----- EXERCISE MATERIALS
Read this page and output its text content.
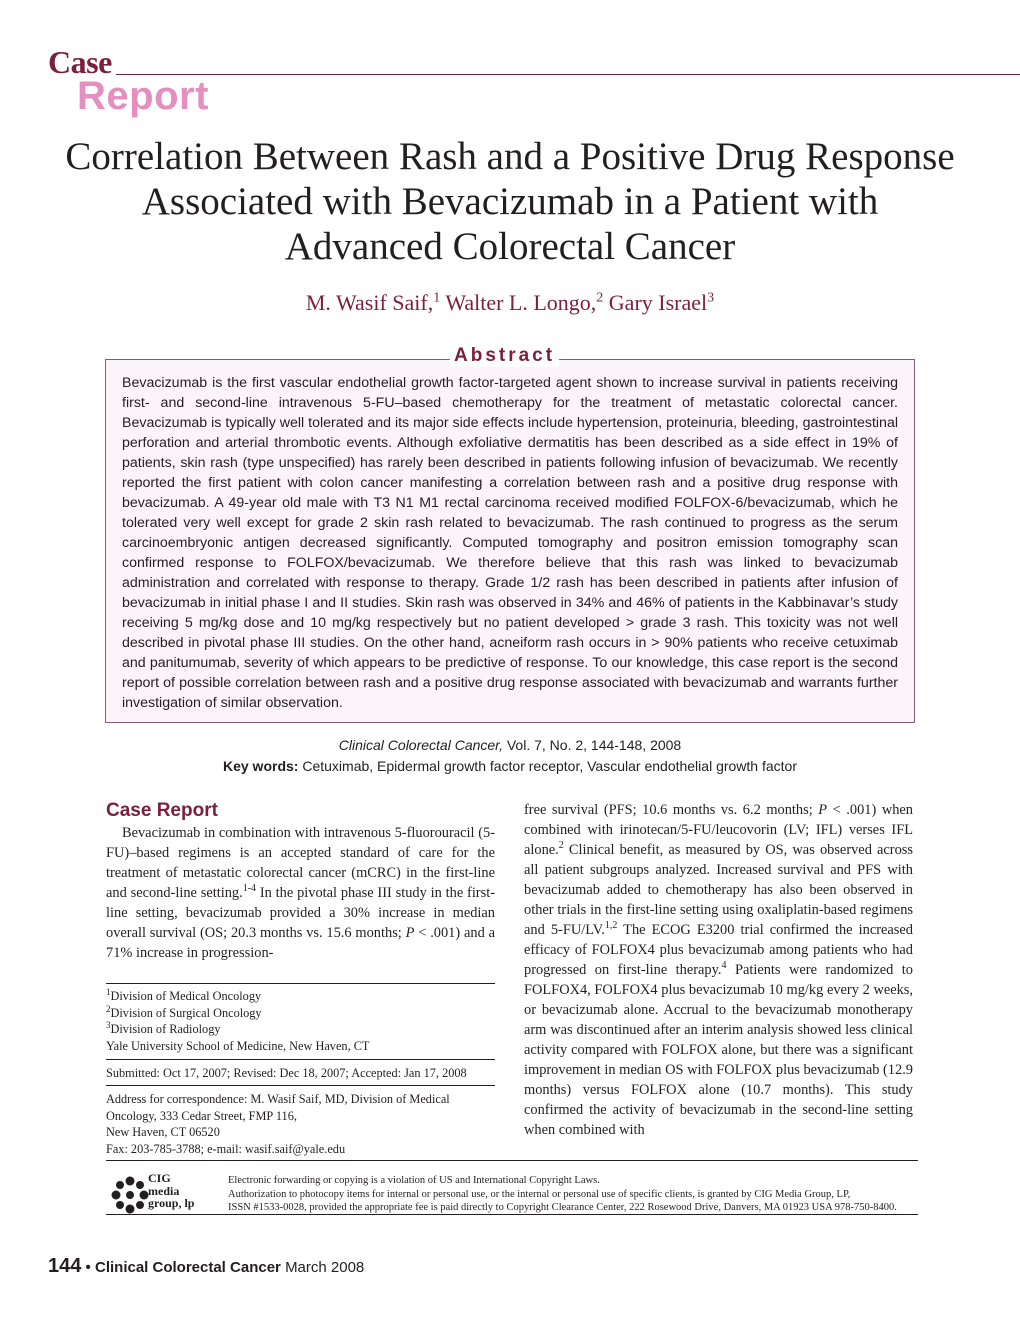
Case
Report
Correlation Between Rash and a Positive Drug Response Associated with Bevacizumab in a Patient with Advanced Colorectal Cancer
M. Wasif Saif,$^1$ Walter L. Longo,$^2$ Gary Israel$^3$
Abstract
Bevacizumab is the first vascular endothelial growth factor-targeted agent shown to increase survival in patients receiving first- and second-line intravenous 5-FU–based chemotherapy for the treatment of metastatic colorectal cancer. Bevacizumab is typically well tolerated and its major side effects include hypertension, proteinuria, bleeding, gastrointestinal perforation and arterial thrombotic events. Although exfoliative dermatitis has been described as a side effect in 19% of patients, skin rash (type unspecified) has rarely been described in patients following infusion of bevacizumab. We recently reported the first patient with colon cancer manifesting a correlation between rash and a positive drug response with bevacizumab. A 49-year old male with T3 N1 M1 rectal carcinoma received modified FOLFOX-6/bevacizumab, which he tolerated very well except for grade 2 skin rash related to bevacizumab. The rash continued to progress as the serum carcinoembryonic antigen decreased significantly. Computed tomography and positron emission tomography scan confirmed response to FOLFOX/bevacizumab. We therefore believe that this rash was linked to bevacizumab administration and correlated with response to therapy. Grade 1/2 rash has been described in patients after infusion of bevacizumab in initial phase I and II studies. Skin rash was observed in 34% and 46% of patients in the Kabbinavar’s study receiving 5 mg/kg dose and 10 mg/kg respectively but no patient developed > grade 3 rash. This toxicity was not well described in pivotal phase III studies. On the other hand, acneiform rash occurs in > 90% patients who receive cetuximab and panitumumab, severity of which appears to be predictive of response. To our knowledge, this case report is the second report of possible correlation between rash and a positive drug response associated with bevacizumab and warrants further investigation of similar observation.
Clinical Colorectal Cancer, Vol. 7, No. 2, 144-148, 2008
Key words: Cetuximab, Epidermal growth factor receptor, Vascular endothelial growth factor
Case Report
Bevacizumab in combination with intravenous 5-fluorouracil (5-FU)–based regimens is an accepted standard of care for the treatment of metastatic colorectal cancer (mCRC) in the first-line and second-line setting.$^{1-4}$ In the pivotal phase III study in the first-line setting, bevacizumab provided a 30% increase in median overall survival (OS; 20.3 months vs. 15.6 months; P < .001) and a 71% increase in progression-
free survival (PFS; 10.6 months vs. 6.2 months; P < .001) when combined with irinotecan/5-FU/leucovorin (LV; IFL) verses IFL alone.$^2$ Clinical benefit, as measured by OS, was observed across all patient subgroups analyzed. Increased survival and PFS with bevacizumab added to chemotherapy has also been observed in other trials in the first-line setting using oxaliplatin-based regimens and 5-FU/LV.$^{1,2}$ The ECOG E3200 trial confirmed the increased efficacy of FOLFOX4 plus bevacizumab among patients who had progressed on first-line therapy.$^4$ Patients were randomized to FOLFOX4, FOLFOX4 plus bevacizumab 10 mg/kg every 2 weeks, or bevacizumab alone. Accrual to the bevacizumab monotherapy arm was discontinued after an interim analysis showed less clinical activity compared with FOLFOX alone, but there was a significant improvement in median OS with FOLFOX plus bevacizumab (12.9 months) versus FOLFOX alone (10.7 months). This study confirmed the activity of bevacizumab in the second-line setting when combined with
$^1$Division of Medical Oncology
$^2$Division of Surgical Oncology
$^3$Division of Radiology
Yale University School of Medicine, New Haven, CT
Submitted: Oct 17, 2007; Revised: Dec 18, 2007; Accepted: Jan 17, 2008
Address for correspondence: M. Wasif Saif, MD, Division of Medical
Oncology, 333 Cedar Street, FMP 116,
New Haven, CT 06520
Fax: 203-785-3788; e-mail: wasif.saif@yale.edu
CIG
media
group, lp
Electronic forwarding or copying is a violation of US and International Copyright Laws.
Authorization to photocopy items for internal or personal use, or the internal or personal use of specific clients, is granted by CIG Media Group, LP,
ISSN #1533-0028, provided the appropriate fee is paid directly to Copyright Clearance Center, 222 Rosewood Drive, Danvers, MA 01923 USA 978-750-8400.
144 • Clinical Colorectal Cancer March 2008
----------
# [ACTIVITY]
Could you write out the records again exactly, omitting each image?

# [RESULT FOR THIS EXERCISE]
Read this page and output its text content.
Case
Report
Correlation Between Rash and a Positive Drug Response Associated with Bevacizumab in a Patient with Advanced Colorectal Cancer
M. Wasif Saif,$^1$ Walter L. Longo,$^2$ Gary Israel$^3$
Abstract
Bevacizumab is the first vascular endothelial growth factor-targeted agent shown to increase survival in patients receiving first- and second-line intravenous 5-FU–based chemotherapy for the treatment of metastatic colorectal cancer. Bevacizumab is typically well tolerated and its major side effects include hypertension, proteinuria, bleeding, gastrointestinal perforation and arterial thrombotic events. Although exfoliative dermatitis has been described as a side effect in 19% of patients, skin rash (type unspecified) has rarely been described in patients following infusion of bevacizumab. We recently reported the first patient with colon cancer manifesting a correlation between rash and a positive drug response with bevacizumab. A 49-year old male with T3 N1 M1 rectal carcinoma received modified FOLFOX-6/bevacizumab, which he tolerated very well except for grade 2 skin rash related to bevacizumab. The rash continued to progress as the serum carcinoembryonic antigen decreased significantly. Computed tomography and positron emission tomography scan confirmed response to FOLFOX/bevacizumab. We therefore believe that this rash was linked to bevacizumab administration and correlated with response to therapy. Grade 1/2 rash has been described in patients after infusion of bevacizumab in initial phase I and II studies. Skin rash was observed in 34% and 46% of patients in the Kabbinavar’s study receiving 5 mg/kg dose and 10 mg/kg respectively but no patient developed > grade 3 rash. This toxicity was not well described in pivotal phase III studies. On the other hand, acneiform rash occurs in > 90% patients who receive cetuximab and panitumumab, severity of which appears to be predictive of response. To our knowledge, this case report is the second report of possible correlation between rash and a positive drug response associated with bevacizumab and warrants further investigation of similar observation.
Clinical Colorectal Cancer, Vol. 7, No. 2, 144-148, 2008
Key words: Cetuximab, Epidermal growth factor receptor, Vascular endothelial growth factor
Case Report
Bevacizumab in combination with intravenous 5-fluorouracil (5-FU)–based regimens is an accepted standard of care for the treatment of metastatic colorectal cancer (mCRC) in the first-line and second-line setting.$^{1-4}$ In the pivotal phase III study in the first-line setting, bevacizumab provided a 30% increase in median overall survival (OS; 20.3 months vs. 15.6 months; P < .001) and a 71% increase in progression-
free survival (PFS; 10.6 months vs. 6.2 months; P < .001) when combined with irinotecan/5-FU/leucovorin (LV; IFL) verses IFL alone.$^2$ Clinical benefit, as measured by OS, was observed across all patient subgroups analyzed. Increased survival and PFS with bevacizumab added to chemotherapy has also been observed in other trials in the first-line setting using oxaliplatin-based regimens and 5-FU/LV.$^{1,2}$ The ECOG E3200 trial confirmed the increased efficacy of FOLFOX4 plus bevacizumab among patients who had progressed on first-line therapy.$^4$ Patients were randomized to FOLFOX4, FOLFOX4 plus bevacizumab 10 mg/kg every 2 weeks, or bevacizumab alone. Accrual to the bevacizumab monotherapy arm was discontinued after an interim analysis showed less clinical activity compared with FOLFOX alone, but there was a significant improvement in median OS with FOLFOX plus bevacizumab (12.9 months) versus FOLFOX alone (10.7 months). This study confirmed the activity of bevacizumab in the second-line setting when combined with
$^1$Division of Medical Oncology
$^2$Division of Surgical Oncology
$^3$Division of Radiology
Yale University School of Medicine, New Haven, CT
Submitted: Oct 17, 2007; Revised: Dec 18, 2007; Accepted: Jan 17, 2008
Address for correspondence: M. Wasif Saif, MD, Division of Medical
Oncology, 333 Cedar Street, FMP 116,
New Haven, CT 06520
Fax: 203-785-3788; e-mail: wasif.saif@yale.edu
CIG
media
group, lp
Electronic forwarding or copying is a violation of US and International Copyright Laws.
Authorization to photocopy items for internal or personal use, or the internal or personal use of specific clients, is granted by CIG Media Group, LP,
ISSN #1533-0028, provided the appropriate fee is paid directly to Copyright Clearance Center, 222 Rosewood Drive, Danvers, MA 01923 USA 978-750-8400.
144 • Clinical Colorectal Cancer March 2008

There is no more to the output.